>> Begin
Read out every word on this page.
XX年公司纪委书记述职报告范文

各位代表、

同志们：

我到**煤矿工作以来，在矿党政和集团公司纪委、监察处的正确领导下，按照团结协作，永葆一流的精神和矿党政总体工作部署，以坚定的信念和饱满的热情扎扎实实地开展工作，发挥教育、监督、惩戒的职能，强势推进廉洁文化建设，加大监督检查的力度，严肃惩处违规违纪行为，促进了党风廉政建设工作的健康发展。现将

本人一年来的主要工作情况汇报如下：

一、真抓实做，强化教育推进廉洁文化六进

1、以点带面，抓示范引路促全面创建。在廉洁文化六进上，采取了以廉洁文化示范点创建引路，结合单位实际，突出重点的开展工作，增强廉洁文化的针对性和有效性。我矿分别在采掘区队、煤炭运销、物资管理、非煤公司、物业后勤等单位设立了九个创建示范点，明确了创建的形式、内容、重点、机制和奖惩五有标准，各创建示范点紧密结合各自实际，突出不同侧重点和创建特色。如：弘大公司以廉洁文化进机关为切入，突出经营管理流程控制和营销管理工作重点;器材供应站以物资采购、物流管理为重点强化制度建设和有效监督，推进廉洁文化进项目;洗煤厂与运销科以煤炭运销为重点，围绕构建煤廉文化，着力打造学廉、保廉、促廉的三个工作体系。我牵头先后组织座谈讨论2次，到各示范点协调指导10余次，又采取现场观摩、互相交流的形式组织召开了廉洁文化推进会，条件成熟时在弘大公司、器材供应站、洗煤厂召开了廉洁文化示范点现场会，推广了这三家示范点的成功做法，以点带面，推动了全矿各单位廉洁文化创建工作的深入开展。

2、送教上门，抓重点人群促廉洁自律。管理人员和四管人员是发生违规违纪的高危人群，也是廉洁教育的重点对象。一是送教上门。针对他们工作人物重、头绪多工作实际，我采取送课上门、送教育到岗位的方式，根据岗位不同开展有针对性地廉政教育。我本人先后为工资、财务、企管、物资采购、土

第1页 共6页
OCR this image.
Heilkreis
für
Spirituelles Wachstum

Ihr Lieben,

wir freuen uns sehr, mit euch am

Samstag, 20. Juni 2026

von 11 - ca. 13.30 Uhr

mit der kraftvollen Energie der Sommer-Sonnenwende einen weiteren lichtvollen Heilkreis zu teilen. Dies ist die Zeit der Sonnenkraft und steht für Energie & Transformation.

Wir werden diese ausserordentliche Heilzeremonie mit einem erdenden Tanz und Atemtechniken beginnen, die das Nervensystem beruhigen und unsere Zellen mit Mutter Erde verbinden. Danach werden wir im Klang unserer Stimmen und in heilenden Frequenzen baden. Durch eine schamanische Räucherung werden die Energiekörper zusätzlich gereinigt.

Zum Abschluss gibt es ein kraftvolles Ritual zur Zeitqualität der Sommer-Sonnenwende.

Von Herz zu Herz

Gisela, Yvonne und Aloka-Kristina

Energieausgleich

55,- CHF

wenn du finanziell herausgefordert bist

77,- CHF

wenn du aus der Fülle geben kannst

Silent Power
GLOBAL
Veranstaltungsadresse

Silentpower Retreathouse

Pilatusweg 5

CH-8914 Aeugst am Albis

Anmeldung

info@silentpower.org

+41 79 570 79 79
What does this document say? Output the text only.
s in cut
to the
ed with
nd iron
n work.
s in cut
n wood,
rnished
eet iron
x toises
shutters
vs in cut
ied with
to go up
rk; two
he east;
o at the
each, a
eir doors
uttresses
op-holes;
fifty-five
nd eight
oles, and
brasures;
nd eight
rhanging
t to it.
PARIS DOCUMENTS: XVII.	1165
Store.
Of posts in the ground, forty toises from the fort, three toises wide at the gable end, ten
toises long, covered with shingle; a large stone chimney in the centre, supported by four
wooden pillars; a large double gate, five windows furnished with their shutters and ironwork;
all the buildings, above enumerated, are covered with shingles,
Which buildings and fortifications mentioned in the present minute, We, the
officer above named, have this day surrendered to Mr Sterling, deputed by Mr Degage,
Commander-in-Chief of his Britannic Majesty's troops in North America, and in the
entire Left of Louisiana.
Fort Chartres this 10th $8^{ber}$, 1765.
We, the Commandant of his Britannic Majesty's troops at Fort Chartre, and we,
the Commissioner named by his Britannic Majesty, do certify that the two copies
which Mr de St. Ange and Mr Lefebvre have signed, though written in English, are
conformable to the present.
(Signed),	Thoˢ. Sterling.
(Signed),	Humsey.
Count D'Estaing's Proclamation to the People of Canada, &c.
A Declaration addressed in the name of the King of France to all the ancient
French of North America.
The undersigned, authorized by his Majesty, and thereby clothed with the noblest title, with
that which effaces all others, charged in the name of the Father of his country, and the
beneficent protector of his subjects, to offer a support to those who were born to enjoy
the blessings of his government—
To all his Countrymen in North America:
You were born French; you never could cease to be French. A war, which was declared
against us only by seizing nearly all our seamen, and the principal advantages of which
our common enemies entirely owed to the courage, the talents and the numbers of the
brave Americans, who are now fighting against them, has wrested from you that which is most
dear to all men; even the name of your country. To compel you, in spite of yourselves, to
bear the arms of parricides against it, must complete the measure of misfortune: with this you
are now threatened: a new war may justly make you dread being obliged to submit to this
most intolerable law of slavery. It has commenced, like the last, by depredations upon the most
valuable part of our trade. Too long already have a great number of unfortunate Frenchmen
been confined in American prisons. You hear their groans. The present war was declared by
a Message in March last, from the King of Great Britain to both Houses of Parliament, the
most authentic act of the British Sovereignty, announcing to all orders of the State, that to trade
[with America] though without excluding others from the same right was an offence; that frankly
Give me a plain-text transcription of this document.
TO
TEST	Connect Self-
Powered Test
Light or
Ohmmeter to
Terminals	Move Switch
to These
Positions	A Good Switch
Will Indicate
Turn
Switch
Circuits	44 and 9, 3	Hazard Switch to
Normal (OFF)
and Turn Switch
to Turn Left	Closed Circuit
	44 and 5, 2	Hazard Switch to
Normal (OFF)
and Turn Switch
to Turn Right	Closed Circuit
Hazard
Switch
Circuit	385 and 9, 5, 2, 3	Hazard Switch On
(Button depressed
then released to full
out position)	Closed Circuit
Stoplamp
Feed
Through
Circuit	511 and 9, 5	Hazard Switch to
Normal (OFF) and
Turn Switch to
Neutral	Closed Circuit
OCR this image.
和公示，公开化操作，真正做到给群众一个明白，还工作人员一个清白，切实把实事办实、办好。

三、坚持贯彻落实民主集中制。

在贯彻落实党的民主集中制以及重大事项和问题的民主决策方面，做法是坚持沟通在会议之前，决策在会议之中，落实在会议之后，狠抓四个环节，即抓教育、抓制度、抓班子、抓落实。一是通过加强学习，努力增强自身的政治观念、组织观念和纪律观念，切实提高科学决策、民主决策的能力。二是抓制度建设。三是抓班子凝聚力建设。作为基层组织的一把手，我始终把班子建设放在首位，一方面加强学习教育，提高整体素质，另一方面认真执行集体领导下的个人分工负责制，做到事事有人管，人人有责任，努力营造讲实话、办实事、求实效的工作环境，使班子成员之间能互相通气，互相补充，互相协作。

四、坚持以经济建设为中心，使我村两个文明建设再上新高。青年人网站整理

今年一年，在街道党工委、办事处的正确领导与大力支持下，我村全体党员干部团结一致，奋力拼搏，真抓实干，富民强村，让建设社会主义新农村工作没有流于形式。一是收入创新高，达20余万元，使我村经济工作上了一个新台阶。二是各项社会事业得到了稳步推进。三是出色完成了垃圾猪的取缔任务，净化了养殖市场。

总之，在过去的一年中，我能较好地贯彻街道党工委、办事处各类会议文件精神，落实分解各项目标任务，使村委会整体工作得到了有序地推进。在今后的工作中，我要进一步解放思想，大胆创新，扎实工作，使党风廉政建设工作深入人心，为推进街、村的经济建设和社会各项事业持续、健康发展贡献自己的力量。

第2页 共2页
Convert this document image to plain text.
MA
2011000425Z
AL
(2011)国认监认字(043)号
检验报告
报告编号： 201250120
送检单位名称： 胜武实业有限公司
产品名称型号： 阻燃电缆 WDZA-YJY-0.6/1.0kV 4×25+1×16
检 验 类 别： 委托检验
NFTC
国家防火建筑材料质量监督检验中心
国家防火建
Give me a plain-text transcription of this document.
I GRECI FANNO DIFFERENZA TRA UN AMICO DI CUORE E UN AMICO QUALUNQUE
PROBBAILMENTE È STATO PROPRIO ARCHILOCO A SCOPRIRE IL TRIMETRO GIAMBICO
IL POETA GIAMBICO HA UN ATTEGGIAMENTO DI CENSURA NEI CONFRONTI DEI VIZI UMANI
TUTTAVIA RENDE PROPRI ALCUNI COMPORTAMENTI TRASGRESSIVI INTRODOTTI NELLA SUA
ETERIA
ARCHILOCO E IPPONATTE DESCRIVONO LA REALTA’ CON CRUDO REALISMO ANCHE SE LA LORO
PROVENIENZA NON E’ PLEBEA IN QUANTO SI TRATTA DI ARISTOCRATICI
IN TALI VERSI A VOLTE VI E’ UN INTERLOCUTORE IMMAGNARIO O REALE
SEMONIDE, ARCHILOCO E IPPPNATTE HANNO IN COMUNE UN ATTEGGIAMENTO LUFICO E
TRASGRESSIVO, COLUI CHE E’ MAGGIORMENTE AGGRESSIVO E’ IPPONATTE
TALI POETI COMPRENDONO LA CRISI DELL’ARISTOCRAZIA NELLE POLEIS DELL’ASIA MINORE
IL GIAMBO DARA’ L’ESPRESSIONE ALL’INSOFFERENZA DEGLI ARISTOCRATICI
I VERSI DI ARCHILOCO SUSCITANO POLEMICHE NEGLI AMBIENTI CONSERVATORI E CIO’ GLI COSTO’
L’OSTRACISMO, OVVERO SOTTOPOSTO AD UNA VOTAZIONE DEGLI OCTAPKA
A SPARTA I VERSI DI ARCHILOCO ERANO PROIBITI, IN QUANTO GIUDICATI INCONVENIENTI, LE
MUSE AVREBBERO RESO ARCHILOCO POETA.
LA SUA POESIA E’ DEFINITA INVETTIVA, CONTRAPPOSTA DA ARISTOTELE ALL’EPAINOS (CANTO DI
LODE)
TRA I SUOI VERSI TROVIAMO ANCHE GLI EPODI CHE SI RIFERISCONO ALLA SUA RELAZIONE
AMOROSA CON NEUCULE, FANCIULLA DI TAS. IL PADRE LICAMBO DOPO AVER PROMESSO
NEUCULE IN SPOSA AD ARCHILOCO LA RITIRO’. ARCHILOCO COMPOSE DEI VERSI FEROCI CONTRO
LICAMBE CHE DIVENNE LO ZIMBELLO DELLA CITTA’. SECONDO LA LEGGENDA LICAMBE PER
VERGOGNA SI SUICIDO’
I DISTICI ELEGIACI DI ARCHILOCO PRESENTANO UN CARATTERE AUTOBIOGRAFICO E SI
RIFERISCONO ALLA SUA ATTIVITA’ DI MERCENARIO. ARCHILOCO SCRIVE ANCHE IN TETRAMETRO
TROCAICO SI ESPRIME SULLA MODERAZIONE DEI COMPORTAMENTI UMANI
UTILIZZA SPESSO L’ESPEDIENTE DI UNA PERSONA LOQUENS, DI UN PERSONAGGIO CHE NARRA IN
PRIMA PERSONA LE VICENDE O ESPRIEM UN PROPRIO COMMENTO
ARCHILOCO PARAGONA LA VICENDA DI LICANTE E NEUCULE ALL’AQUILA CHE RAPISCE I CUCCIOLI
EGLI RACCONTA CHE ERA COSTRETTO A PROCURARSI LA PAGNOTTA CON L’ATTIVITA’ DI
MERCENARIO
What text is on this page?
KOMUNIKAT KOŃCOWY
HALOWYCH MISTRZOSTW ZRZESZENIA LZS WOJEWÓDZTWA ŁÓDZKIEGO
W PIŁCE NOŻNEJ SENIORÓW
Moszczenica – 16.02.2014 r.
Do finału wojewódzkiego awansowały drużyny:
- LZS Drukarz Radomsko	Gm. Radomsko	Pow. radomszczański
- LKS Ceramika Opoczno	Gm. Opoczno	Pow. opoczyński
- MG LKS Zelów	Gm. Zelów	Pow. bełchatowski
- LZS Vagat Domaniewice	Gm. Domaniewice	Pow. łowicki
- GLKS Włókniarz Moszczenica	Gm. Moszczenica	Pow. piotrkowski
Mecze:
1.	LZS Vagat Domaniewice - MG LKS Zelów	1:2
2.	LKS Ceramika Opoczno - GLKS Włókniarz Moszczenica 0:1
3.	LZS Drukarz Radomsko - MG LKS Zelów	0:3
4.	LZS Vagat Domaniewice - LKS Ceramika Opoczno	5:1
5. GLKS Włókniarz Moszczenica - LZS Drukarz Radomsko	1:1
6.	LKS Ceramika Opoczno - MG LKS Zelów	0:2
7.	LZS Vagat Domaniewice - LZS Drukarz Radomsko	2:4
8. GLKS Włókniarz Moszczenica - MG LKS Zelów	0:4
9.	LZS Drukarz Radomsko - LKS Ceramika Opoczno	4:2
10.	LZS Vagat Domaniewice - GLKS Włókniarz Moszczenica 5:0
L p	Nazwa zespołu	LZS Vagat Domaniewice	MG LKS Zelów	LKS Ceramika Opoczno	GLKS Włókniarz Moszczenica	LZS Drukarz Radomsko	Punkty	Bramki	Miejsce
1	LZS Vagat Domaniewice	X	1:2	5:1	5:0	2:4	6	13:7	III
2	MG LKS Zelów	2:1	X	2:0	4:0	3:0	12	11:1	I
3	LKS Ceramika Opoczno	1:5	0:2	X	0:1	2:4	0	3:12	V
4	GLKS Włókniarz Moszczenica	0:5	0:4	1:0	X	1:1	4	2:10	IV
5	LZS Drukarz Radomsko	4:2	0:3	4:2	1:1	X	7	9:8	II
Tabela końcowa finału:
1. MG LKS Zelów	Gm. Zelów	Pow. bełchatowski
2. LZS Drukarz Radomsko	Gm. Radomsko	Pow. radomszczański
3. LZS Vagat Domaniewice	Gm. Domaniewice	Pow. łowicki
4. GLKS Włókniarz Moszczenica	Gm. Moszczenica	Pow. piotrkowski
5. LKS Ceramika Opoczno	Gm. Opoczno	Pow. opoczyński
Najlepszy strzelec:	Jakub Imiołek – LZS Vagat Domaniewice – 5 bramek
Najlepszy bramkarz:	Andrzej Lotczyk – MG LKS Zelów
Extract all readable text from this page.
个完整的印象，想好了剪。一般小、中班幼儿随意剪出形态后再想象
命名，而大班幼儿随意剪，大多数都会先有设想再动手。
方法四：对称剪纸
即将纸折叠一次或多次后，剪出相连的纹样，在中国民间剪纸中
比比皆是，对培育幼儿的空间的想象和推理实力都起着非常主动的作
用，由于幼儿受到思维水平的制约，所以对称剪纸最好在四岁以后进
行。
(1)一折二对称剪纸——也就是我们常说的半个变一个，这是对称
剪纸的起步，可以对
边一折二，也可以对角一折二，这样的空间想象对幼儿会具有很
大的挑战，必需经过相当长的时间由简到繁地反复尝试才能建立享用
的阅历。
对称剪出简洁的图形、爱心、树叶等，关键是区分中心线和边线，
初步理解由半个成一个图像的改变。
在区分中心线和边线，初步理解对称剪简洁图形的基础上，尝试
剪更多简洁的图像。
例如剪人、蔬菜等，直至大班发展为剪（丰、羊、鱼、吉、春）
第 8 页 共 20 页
>> End
_WHAT YOU WILL DO:_
For each line in the data above that contains the string "UMANI", extract the line.

_SOLVED PROBLEM:_
IL POETA GIAMBICO HA UN ATTEGGIAMENTO DI CENSURA NEI CONFRONTI DEI VIZI UMANI
TROCAICO SI ESPRIME SULLA MODERAZIONE DEI COMPORTAMENTI UMANI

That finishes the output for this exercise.